- [Exercise aim] Tell how many lines in the data below hold the string "JSON"; give nothing but the number.

BEGIN Given data

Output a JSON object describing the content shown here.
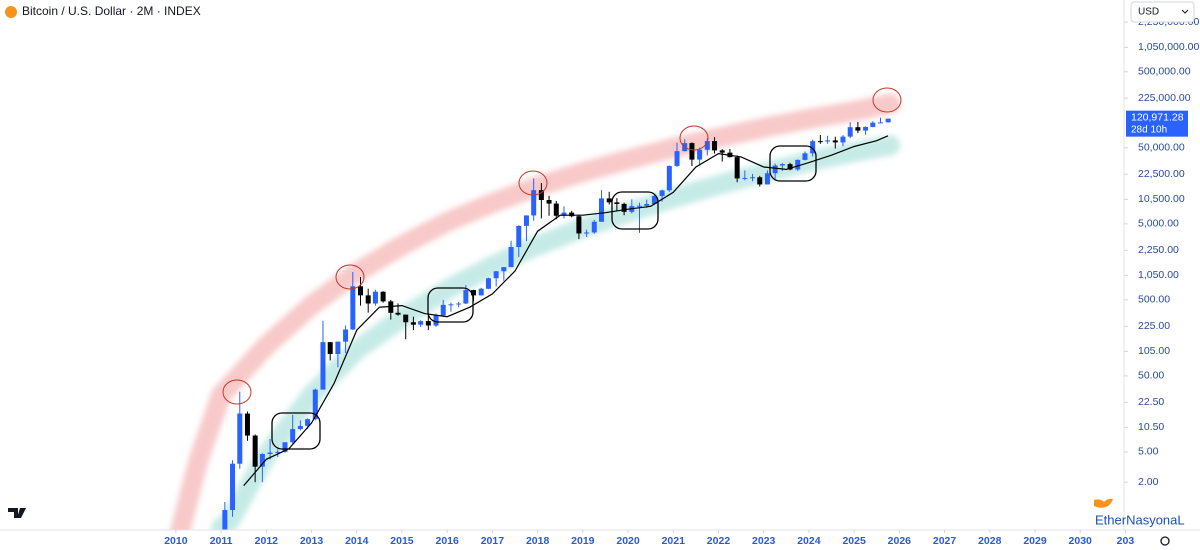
{
  "chart_data": {
    "type": "candlestick",
    "title": "Bitcoin / U.S. Dollar · 2M · INDEX",
    "currency": "USD",
    "price_label": "120,971.28",
    "countdown": "28d 10h",
    "watermark": "EtherNasyonaL",
    "log_scale": true,
    "grid": false,
    "up_color": "#2962ff",
    "down_color": "#000000",
    "ma_color": "#000000",
    "upper_band_color": "#f8c9c9",
    "lower_band_color": "#c6ebe7",
    "xlim": [
      2006.11,
      2030.88
    ],
    "xticks": [
      2010,
      2011,
      2012,
      2013,
      2014,
      2015,
      2016,
      2017,
      2018,
      2019,
      2020,
      2021,
      2022,
      2023,
      2024,
      2025,
      2026,
      2027,
      2028,
      2029,
      2030,
      {
        "value": 2031,
        "label": "203"
      }
    ],
    "ylim": [
      0.47,
      4400000
    ],
    "yticks": [
      {
        "value": 2,
        "label": "2.00"
      },
      {
        "value": 5,
        "label": "5.00"
      },
      {
        "value": 10.5,
        "label": "10.50"
      },
      {
        "value": 22.5,
        "label": "22.50"
      },
      {
        "value": 50,
        "label": "50.00"
      },
      {
        "value": 105,
        "label": "105.00"
      },
      {
        "value": 225,
        "label": "225.00"
      },
      {
        "value": 500,
        "label": "500.00"
      },
      {
        "value": 1050,
        "label": "1,050.00"
      },
      {
        "value": 2250,
        "label": "2,250.00"
      },
      {
        "value": 5000,
        "label": "5,000.00"
      },
      {
        "value": 10500,
        "label": "10,500.00"
      },
      {
        "value": 22500,
        "label": "22,500.00"
      },
      {
        "value": 50000,
        "label": "50,000.00"
      },
      {
        "value": 225000,
        "label": "225,000.00"
      },
      {
        "value": 500000,
        "label": "500,000.00"
      },
      {
        "value": 1050000,
        "label": "1,050,000.00"
      },
      {
        "value": 2250000,
        "label": "2,250,000.00"
      }
    ],
    "x": [
      2011,
      2011.17,
      2011.33,
      2011.5,
      2011.67,
      2011.83,
      2012,
      2012.17,
      2012.33,
      2012.5,
      2012.67,
      2012.83,
      2013,
      2013.17,
      2013.33,
      2013.5,
      2013.67,
      2013.83,
      2014,
      2014.17,
      2014.33,
      2014.5,
      2014.67,
      2014.83,
      2015,
      2015.17,
      2015.33,
      2015.5,
      2015.67,
      2015.83,
      2016,
      2016.17,
      2016.33,
      2016.5,
      2016.67,
      2016.83,
      2017,
      2017.17,
      2017.33,
      2017.5,
      2017.67,
      2017.83,
      2018,
      2018.17,
      2018.33,
      2018.5,
      2018.67,
      2018.83,
      2019,
      2019.17,
      2019.33,
      2019.5,
      2019.67,
      2019.83,
      2020,
      2020.17,
      2020.33,
      2020.5,
      2020.67,
      2020.83,
      2021,
      2021.17,
      2021.33,
      2021.5,
      2021.67,
      2021.83,
      2022,
      2022.17,
      2022.33,
      2022.5,
      2022.67,
      2022.83,
      2023,
      2023.17,
      2023.33,
      2023.5,
      2023.67,
      2023.83,
      2024,
      2024.17,
      2024.33,
      2024.5,
      2024.67,
      2024.83,
      2025,
      2025.17,
      2025.33,
      2025.5,
      2025.67
    ],
    "open": [
      0.3,
      0.86,
      3.5,
      16,
      8.2,
      3.2,
      4.7,
      4.9,
      5,
      6.7,
      10,
      11,
      13.5,
      33,
      139,
      97,
      141,
      204,
      754,
      573,
      448,
      640,
      478,
      338,
      320,
      254,
      236,
      263,
      230,
      311,
      430,
      437,
      448,
      673,
      573,
      700,
      963,
      1190,
      1350,
      2480,
      4700,
      6450,
      13880,
      10300,
      9240,
      6390,
      7030,
      6300,
      3740,
      3850,
      5330,
      10800,
      9590,
      9150,
      7190,
      8550,
      8650,
      9130,
      11650,
      13800,
      28900,
      45200,
      57700,
      35000,
      47100,
      61300,
      46300,
      43200,
      37700,
      19800,
      20100,
      20500,
      16500,
      23150,
      29250,
      30500,
      25950,
      34700,
      42300,
      61200,
      60600,
      62700,
      58900,
      70200,
      93400,
      84300,
      94200,
      107100,
      108200
    ],
    "high": [
      1.1,
      3.9,
      31,
      17,
      8.5,
      4.8,
      7.4,
      5.4,
      6.7,
      15.4,
      13,
      13.8,
      34,
      266,
      140,
      141,
      230,
      1163,
      1000,
      700,
      680,
      650,
      500,
      450,
      320,
      300,
      270,
      320,
      330,
      500,
      460,
      470,
      780,
      680,
      720,
      980,
      1200,
      1350,
      3000,
      4800,
      6470,
      19800,
      17200,
      11700,
      10000,
      8500,
      7400,
      6600,
      4200,
      5650,
      13900,
      13200,
      10900,
      9500,
      10500,
      9500,
      10400,
      12500,
      14100,
      29300,
      58350,
      64900,
      59000,
      50500,
      67000,
      69000,
      48000,
      48200,
      39800,
      25200,
      22700,
      21400,
      25200,
      31000,
      31400,
      31800,
      35200,
      44700,
      64000,
      73800,
      72000,
      70000,
      73600,
      108300,
      109500,
      95700,
      111900,
      124500,
      121500
    ],
    "low": [
      0.3,
      0.7,
      3,
      7,
      2,
      2,
      4,
      4.3,
      4.9,
      6.4,
      9.6,
      10,
      13,
      33,
      80,
      65,
      100,
      200,
      420,
      340,
      420,
      460,
      275,
      310,
      152,
      200,
      220,
      200,
      220,
      310,
      350,
      400,
      440,
      480,
      570,
      690,
      750,
      890,
      1350,
      1830,
      2970,
      5500,
      5900,
      6400,
      5750,
      5900,
      6100,
      3150,
      3350,
      3700,
      5300,
      9000,
      7300,
      6500,
      6850,
      3800,
      8100,
      8900,
      9800,
      13200,
      28100,
      45000,
      28800,
      29300,
      39600,
      42000,
      33000,
      37400,
      17600,
      18700,
      18150,
      15500,
      16500,
      19600,
      24800,
      25300,
      24900,
      34100,
      38500,
      56500,
      56500,
      49000,
      52500,
      66800,
      78200,
      74500,
      93400,
      105300,
      107300
    ],
    "close": [
      0.86,
      3.5,
      16,
      8.2,
      3.2,
      4.7,
      4.9,
      5,
      6.7,
      10,
      11,
      13.5,
      33,
      139,
      97,
      141,
      204,
      754,
      573,
      448,
      640,
      478,
      338,
      320,
      254,
      236,
      263,
      230,
      311,
      430,
      437,
      448,
      673,
      573,
      700,
      963,
      1190,
      1350,
      2480,
      4700,
      6450,
      13880,
      10300,
      9240,
      6390,
      7030,
      6300,
      3740,
      3850,
      5330,
      10800,
      9590,
      9150,
      7190,
      8550,
      8650,
      9130,
      11650,
      13800,
      28900,
      45200,
      57700,
      35000,
      47100,
      61300,
      46300,
      43200,
      37700,
      19800,
      20100,
      20500,
      16500,
      23150,
      29250,
      30500,
      25950,
      34700,
      42300,
      61200,
      60600,
      62700,
      58900,
      70200,
      93400,
      84300,
      94200,
      107100,
      108200,
      120971.28
    ],
    "ma": {
      "x": [
        2011.5,
        2012,
        2012.5,
        2013,
        2013.5,
        2014,
        2014.5,
        2015,
        2015.5,
        2016,
        2016.5,
        2017,
        2017.5,
        2018,
        2018.5,
        2019,
        2019.5,
        2020,
        2020.5,
        2021,
        2021.5,
        2022,
        2022.5,
        2023,
        2023.5,
        2024,
        2024.5,
        2025,
        2025.5,
        2025.75
      ],
      "values": [
        1.8,
        4,
        5.5,
        12,
        40,
        200,
        400,
        420,
        330,
        300,
        400,
        600,
        1200,
        4000,
        6500,
        6500,
        7000,
        7800,
        8500,
        13000,
        28000,
        42000,
        38000,
        28000,
        26000,
        32000,
        40000,
        52000,
        62000,
        72000
      ]
    },
    "upper_band": {
      "x": [
        2010.1,
        2010.5,
        2011,
        2012,
        2013,
        2014,
        2015,
        2016,
        2017,
        2018,
        2019,
        2020,
        2021,
        2022,
        2023,
        2024,
        2025,
        2025.8
      ],
      "values": [
        0.47,
        3.9,
        28,
        125,
        425,
        1150,
        2600,
        5300,
        9400,
        15600,
        24000,
        35000,
        50000,
        68000,
        92000,
        120000,
        152000,
        190000
      ]
    },
    "lower_band": {
      "x": [
        2011,
        2011.2,
        2012,
        2013,
        2014,
        2015,
        2016,
        2017,
        2018,
        2019,
        2020,
        2021,
        2022,
        2023,
        2024,
        2025,
        2025.8
      ],
      "values": [
        0.5,
        0.63,
        4.5,
        28,
        110,
        290,
        680,
        1400,
        2600,
        4400,
        7100,
        10900,
        16300,
        23400,
        33000,
        44000,
        54000
      ]
    }
  }
}
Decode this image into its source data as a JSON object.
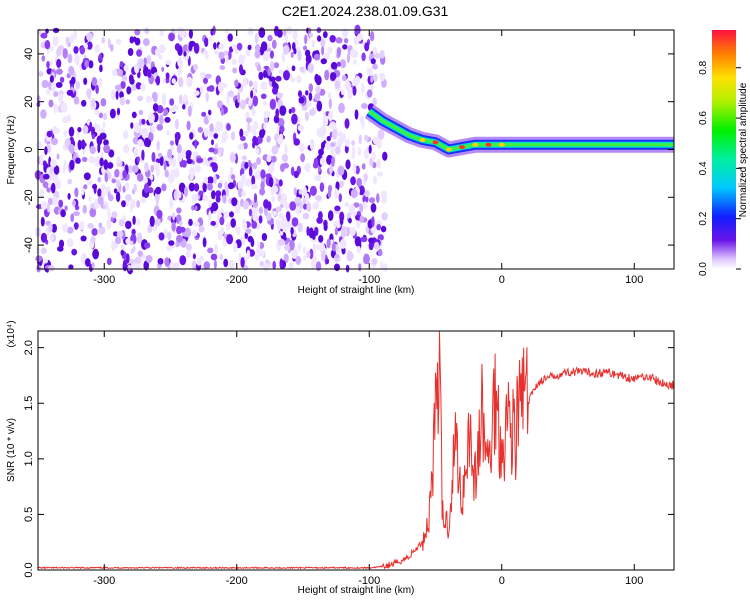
{
  "title": "C2E1.2024.238.01.09.G31",
  "chart_data": [
    {
      "type": "heatmap",
      "xlabel": "Height of straight line (km)",
      "ylabel": "Frequency (Hz)",
      "xlim": [
        -350,
        130
      ],
      "ylim": [
        -50,
        50
      ],
      "xticks": [
        -300,
        -200,
        -100,
        0,
        100
      ],
      "yticks": [
        -40,
        -20,
        0,
        20,
        40
      ],
      "colorbar": {
        "label": "Normalized spectral amplitude",
        "range": [
          0,
          0.95
        ],
        "ticks": [
          0.0,
          0.2,
          0.4,
          0.6,
          0.8
        ]
      },
      "noise_region_x": [
        -350,
        -88
      ],
      "signal_track": {
        "x": [
          -100,
          -90,
          -80,
          -70,
          -60,
          -50,
          -40,
          -30,
          -20,
          -10,
          0,
          20,
          60,
          100,
          130
        ],
        "frequency": [
          16,
          12,
          9,
          6,
          4,
          3,
          0,
          1,
          2,
          2,
          2,
          2,
          2,
          2,
          2
        ]
      }
    },
    {
      "type": "line",
      "xlabel": "Height of straight line (km)",
      "ylabel": "SNR (10 * v/v)",
      "y_multiplier": "(x10⁴)",
      "xlim": [
        -350,
        130
      ],
      "ylim": [
        0,
        2.15
      ],
      "xticks": [
        -300,
        -200,
        -100,
        0,
        100
      ],
      "yticks": [
        "0.0",
        "0.5",
        "1.0",
        "1.5",
        "2.0"
      ],
      "color": "#e8302c",
      "x": [
        -350,
        -300,
        -200,
        -120,
        -100,
        -90,
        -80,
        -70,
        -60,
        -55,
        -50,
        -47,
        -45,
        -40,
        -35,
        -30,
        -25,
        -20,
        -15,
        -10,
        -5,
        0,
        5,
        10,
        15,
        20,
        25,
        30,
        40,
        50,
        60,
        70,
        80,
        90,
        100,
        110,
        120,
        130
      ],
      "y": [
        0.02,
        0.02,
        0.02,
        0.02,
        0.02,
        0.03,
        0.06,
        0.12,
        0.25,
        0.45,
        1.4,
        2.1,
        0.5,
        0.4,
        1.2,
        0.6,
        1.3,
        0.8,
        1.4,
        0.9,
        1.6,
        1.1,
        1.4,
        1.2,
        1.6,
        1.5,
        1.65,
        1.7,
        1.75,
        1.78,
        1.78,
        1.77,
        1.78,
        1.75,
        1.72,
        1.75,
        1.68,
        1.66
      ]
    }
  ]
}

END Given data

- [Reply to the task] 2